(Dataset items)
►

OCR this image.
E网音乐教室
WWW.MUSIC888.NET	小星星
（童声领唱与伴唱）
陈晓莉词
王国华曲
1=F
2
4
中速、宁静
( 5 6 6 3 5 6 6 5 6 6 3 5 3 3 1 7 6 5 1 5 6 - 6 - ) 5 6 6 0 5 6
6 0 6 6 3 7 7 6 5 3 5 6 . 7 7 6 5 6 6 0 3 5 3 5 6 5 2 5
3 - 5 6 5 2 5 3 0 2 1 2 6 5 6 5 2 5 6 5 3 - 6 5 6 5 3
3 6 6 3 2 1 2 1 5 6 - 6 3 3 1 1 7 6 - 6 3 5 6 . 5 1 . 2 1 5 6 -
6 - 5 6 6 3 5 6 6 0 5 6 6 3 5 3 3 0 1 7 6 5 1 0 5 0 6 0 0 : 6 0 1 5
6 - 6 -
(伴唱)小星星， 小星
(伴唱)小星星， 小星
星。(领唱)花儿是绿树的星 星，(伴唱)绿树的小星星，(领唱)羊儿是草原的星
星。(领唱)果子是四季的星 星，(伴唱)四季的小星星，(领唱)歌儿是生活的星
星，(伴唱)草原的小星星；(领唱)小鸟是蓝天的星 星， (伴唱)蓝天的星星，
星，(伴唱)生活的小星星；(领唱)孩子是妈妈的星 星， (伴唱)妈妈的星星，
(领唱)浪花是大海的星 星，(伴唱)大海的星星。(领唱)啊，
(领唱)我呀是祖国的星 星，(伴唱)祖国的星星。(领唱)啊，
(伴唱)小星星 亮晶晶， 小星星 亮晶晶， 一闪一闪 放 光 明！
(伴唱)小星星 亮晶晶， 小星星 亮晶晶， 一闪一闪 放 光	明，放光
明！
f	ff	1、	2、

◄

▸ **Exercise goal**
Reproduce all of the material above word for word.

▸ **Solution for this problem**
OCR this image.
E网音乐教室
WWW.MUSIC888.NET	小星星
（童声领唱与伴唱）
陈晓莉词
王国华曲
1=F
2
4
中速、宁静
( 5 6 6 3 5 6 6 5 6 6 3 5 3 3 1 7 6 5 1 5 6 - 6 - ) 5 6 6 0 5 6
6 0 6 6 3 7 7 6 5 3 5 6 . 7 7 6 5 6 6 0 3 5 3 5 6 5 2 5
3 - 5 6 5 2 5 3 0 2 1 2 6 5 6 5 2 5 6 5 3 - 6 5 6 5 3
3 6 6 3 2 1 2 1 5 6 - 6 3 3 1 1 7 6 - 6 3 5 6 . 5 1 . 2 1 5 6 -
6 - 5 6 6 3 5 6 6 0 5 6 6 3 5 3 3 0 1 7 6 5 1 0 5 0 6 0 0 : 6 0 1 5
6 - 6 -
(伴唱)小星星， 小星
(伴唱)小星星， 小星
星。(领唱)花儿是绿树的星 星，(伴唱)绿树的小星星，(领唱)羊儿是草原的星
星。(领唱)果子是四季的星 星，(伴唱)四季的小星星，(领唱)歌儿是生活的星
星，(伴唱)草原的小星星；(领唱)小鸟是蓝天的星 星， (伴唱)蓝天的星星，
星，(伴唱)生活的小星星；(领唱)孩子是妈妈的星 星， (伴唱)妈妈的星星，
(领唱)浪花是大海的星 星，(伴唱)大海的星星。(领唱)啊，
(领唱)我呀是祖国的星 星，(伴唱)祖国的星星。(领唱)啊，
(伴唱)小星星 亮晶晶， 小星星 亮晶晶， 一闪一闪 放 光 明！
(伴唱)小星星 亮晶晶， 小星星 亮晶晶， 一闪一闪 放 光	明，放光
明！
f	ff	1、	2、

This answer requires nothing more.